* START Excerpted records *
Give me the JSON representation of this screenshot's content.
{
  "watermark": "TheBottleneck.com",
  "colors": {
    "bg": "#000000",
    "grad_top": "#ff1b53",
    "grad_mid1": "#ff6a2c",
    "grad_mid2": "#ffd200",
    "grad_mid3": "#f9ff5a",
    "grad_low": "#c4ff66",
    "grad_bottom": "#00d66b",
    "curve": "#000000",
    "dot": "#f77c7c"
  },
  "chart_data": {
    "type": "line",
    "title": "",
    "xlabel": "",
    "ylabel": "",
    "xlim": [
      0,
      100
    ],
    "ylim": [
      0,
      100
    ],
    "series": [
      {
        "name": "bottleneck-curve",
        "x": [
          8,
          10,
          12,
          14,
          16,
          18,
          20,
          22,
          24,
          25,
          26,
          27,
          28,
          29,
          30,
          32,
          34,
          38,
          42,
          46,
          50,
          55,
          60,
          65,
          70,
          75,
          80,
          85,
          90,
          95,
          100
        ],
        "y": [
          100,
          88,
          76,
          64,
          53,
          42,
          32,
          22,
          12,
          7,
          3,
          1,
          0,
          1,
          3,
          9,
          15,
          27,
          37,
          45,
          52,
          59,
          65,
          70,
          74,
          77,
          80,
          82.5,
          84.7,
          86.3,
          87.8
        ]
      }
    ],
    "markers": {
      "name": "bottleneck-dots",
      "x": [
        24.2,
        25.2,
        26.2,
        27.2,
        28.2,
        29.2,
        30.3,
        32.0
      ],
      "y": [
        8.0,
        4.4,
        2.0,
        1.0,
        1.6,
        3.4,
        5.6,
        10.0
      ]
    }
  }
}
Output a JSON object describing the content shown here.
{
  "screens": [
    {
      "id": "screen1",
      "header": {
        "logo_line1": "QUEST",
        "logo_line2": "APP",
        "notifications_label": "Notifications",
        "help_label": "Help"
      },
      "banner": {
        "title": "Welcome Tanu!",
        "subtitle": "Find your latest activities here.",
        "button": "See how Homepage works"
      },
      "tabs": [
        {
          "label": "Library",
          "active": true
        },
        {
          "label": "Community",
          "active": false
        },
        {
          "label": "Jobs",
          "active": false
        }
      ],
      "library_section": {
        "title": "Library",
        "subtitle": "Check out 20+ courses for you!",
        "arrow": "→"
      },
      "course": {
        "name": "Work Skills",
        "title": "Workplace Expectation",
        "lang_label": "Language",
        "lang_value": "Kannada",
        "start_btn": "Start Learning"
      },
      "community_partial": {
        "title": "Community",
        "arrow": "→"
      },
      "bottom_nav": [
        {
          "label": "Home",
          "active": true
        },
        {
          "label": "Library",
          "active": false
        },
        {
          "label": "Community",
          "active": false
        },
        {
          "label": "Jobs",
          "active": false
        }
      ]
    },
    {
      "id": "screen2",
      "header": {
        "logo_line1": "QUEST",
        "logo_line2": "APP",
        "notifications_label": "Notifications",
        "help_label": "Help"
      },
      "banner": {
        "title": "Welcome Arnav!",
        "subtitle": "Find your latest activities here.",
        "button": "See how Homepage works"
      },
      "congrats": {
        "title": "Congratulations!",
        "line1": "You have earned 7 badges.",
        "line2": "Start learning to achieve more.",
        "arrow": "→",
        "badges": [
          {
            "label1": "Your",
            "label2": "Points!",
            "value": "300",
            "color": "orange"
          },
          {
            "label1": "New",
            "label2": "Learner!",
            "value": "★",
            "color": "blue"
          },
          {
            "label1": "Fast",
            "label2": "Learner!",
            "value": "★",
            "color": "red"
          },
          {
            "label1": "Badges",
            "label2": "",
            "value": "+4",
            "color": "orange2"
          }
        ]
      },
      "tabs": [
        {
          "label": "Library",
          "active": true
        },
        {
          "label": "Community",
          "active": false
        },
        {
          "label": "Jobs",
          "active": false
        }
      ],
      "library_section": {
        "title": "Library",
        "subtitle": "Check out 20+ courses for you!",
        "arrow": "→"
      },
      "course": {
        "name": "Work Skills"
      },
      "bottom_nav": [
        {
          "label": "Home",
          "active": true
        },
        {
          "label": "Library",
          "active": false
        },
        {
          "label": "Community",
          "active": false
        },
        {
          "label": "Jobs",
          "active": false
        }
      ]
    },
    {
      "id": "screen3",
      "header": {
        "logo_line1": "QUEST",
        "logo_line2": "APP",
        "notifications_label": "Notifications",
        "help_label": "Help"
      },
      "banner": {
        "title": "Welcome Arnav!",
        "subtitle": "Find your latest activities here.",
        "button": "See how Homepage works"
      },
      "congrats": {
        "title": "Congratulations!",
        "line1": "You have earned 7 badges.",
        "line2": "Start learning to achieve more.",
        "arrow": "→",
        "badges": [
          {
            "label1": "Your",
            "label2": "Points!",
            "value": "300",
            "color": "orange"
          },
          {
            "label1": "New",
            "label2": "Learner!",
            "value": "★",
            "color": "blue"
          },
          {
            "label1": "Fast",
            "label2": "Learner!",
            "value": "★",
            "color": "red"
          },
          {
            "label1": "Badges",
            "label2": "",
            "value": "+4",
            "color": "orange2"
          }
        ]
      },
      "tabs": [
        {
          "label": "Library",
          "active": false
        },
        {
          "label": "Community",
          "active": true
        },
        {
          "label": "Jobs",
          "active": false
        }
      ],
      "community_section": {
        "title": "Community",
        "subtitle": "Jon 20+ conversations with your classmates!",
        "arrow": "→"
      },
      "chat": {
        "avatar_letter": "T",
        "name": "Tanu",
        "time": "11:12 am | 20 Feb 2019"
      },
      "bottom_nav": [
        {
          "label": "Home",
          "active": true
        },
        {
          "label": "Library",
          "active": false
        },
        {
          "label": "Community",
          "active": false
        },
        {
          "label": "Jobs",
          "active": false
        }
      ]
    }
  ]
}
* END Excerpted records *
▸ Goal of the exercise
Your task is to give the records above again, exactly.

▸ Reply
Give me the JSON representation of this screenshot's content.
{
  "watermark": "TheBottleneck.com",
  "colors": {
    "bg": "#000000",
    "grad_top": "#ff1b53",
    "grad_mid1": "#ff6a2c",
    "grad_mid2": "#ffd200",
    "grad_mid3": "#f9ff5a",
    "grad_low": "#c4ff66",
    "grad_bottom": "#00d66b",
    "curve": "#000000",
    "dot": "#f77c7c"
  },
  "chart_data": {
    "type": "line",
    "title": "",
    "xlabel": "",
    "ylabel": "",
    "xlim": [
      0,
      100
    ],
    "ylim": [
      0,
      100
    ],
    "series": [
      {
        "name": "bottleneck-curve",
        "x": [
          8,
          10,
          12,
          14,
          16,
          18,
          20,
          22,
          24,
          25,
          26,
          27,
          28,
          29,
          30,
          32,
          34,
          38,
          42,
          46,
          50,
          55,
          60,
          65,
          70,
          75,
          80,
          85,
          90,
          95,
          100
        ],
        "y": [
          100,
          88,
          76,
          64,
          53,
          42,
          32,
          22,
          12,
          7,
          3,
          1,
          0,
          1,
          3,
          9,
          15,
          27,
          37,
          45,
          52,
          59,
          65,
          70,
          74,
          77,
          80,
          82.5,
          84.7,
          86.3,
          87.8
        ]
      }
    ],
    "markers": {
      "name": "bottleneck-dots",
      "x": [
        24.2,
        25.2,
        26.2,
        27.2,
        28.2,
        29.2,
        30.3,
        32.0
      ],
      "y": [
        8.0,
        4.4,
        2.0,
        1.0,
        1.6,
        3.4,
        5.6,
        10.0
      ]
    }
  }
}
Output a JSON object describing the content shown here.
{
  "screens": [
    {
      "id": "screen1",
      "header": {
        "logo_line1": "QUEST",
        "logo_line2": "APP",
        "notifications_label": "Notifications",
        "help_label": "Help"
      },
      "banner": {
        "title": "Welcome Tanu!",
        "subtitle": "Find your latest activities here.",
        "button": "See how Homepage works"
      },
      "tabs": [
        {
          "label": "Library",
          "active": true
        },
        {
          "label": "Community",
          "active": false
        },
        {
          "label": "Jobs",
          "active": false
        }
      ],
      "library_section": {
        "title": "Library",
        "subtitle": "Check out 20+ courses for you!",
        "arrow": "→"
      },
      "course": {
        "name": "Work Skills",
        "title": "Workplace Expectation",
        "lang_label": "Language",
        "lang_value": "Kannada",
        "start_btn": "Start Learning"
      },
      "community_partial": {
        "title": "Community",
        "arrow": "→"
      },
      "bottom_nav": [
        {
          "label": "Home",
          "active": true
        },
        {
          "label": "Library",
          "active": false
        },
        {
          "label": "Community",
          "active": false
        },
        {
          "label": "Jobs",
          "active": false
        }
      ]
    },
    {
      "id": "screen2",
      "header": {
        "logo_line1": "QUEST",
        "logo_line2": "APP",
        "notifications_label": "Notifications",
        "help_label": "Help"
      },
      "banner": {
        "title": "Welcome Arnav!",
        "subtitle": "Find your latest activities here.",
        "button": "See how Homepage works"
      },
      "congrats": {
        "title": "Congratulations!",
        "line1": "You have earned 7 badges.",
        "line2": "Start learning to achieve more.",
        "arrow": "→",
        "badges": [
          {
            "label1": "Your",
            "label2": "Points!",
            "value": "300",
            "color": "orange"
          },
          {
            "label1": "New",
            "label2": "Learner!",
            "value": "★",
            "color": "blue"
          },
          {
            "label1": "Fast",
            "label2": "Learner!",
            "value": "★",
            "color": "red"
          },
          {
            "label1": "Badges",
            "label2": "",
            "value": "+4",
            "color": "orange2"
          }
        ]
      },
      "tabs": [
        {
          "label": "Library",
          "active": true
        },
        {
          "label": "Community",
          "active": false
        },
        {
          "label": "Jobs",
          "active": false
        }
      ],
      "library_section": {
        "title": "Library",
        "subtitle": "Check out 20+ courses for you!",
        "arrow": "→"
      },
      "course": {
        "name": "Work Skills"
      },
      "bottom_nav": [
        {
          "label": "Home",
          "active": true
        },
        {
          "label": "Library",
          "active": false
        },
        {
          "label": "Community",
          "active": false
        },
        {
          "label": "Jobs",
          "active": false
        }
      ]
    },
    {
      "id": "screen3",
      "header": {
        "logo_line1": "QUEST",
        "logo_line2": "APP",
        "notifications_label": "Notifications",
        "help_label": "Help"
      },
      "banner": {
        "title": "Welcome Arnav!",
        "subtitle": "Find your latest activities here.",
        "button": "See how Homepage works"
      },
      "congrats": {
        "title": "Congratulations!",
        "line1": "You have earned 7 badges.",
        "line2": "Start learning to achieve more.",
        "arrow": "→",
        "badges": [
          {
            "label1": "Your",
            "label2": "Points!",
            "value": "300",
            "color": "orange"
          },
          {
            "label1": "New",
            "label2": "Learner!",
            "value": "★",
            "color": "blue"
          },
          {
            "label1": "Fast",
            "label2": "Learner!",
            "value": "★",
            "color": "red"
          },
          {
            "label1": "Badges",
            "label2": "",
            "value": "+4",
            "color": "orange2"
          }
        ]
      },
      "tabs": [
        {
          "label": "Library",
          "active": false
        },
        {
          "label": "Community",
          "active": true
        },
        {
          "label": "Jobs",
          "active": false
        }
      ],
      "community_section": {
        "title": "Community",
        "subtitle": "Jon 20+ conversations with your classmates!",
        "arrow": "→"
      },
      "chat": {
        "avatar_letter": "T",
        "name": "Tanu",
        "time": "11:12 am | 20 Feb 2019"
      },
      "bottom_nav": [
        {
          "label": "Home",
          "active": true
        },
        {
          "label": "Library",
          "active": false
        },
        {
          "label": "Community",
          "active": false
        },
        {
          "label": "Jobs",
          "active": false
        }
      ]
    }
  ]
}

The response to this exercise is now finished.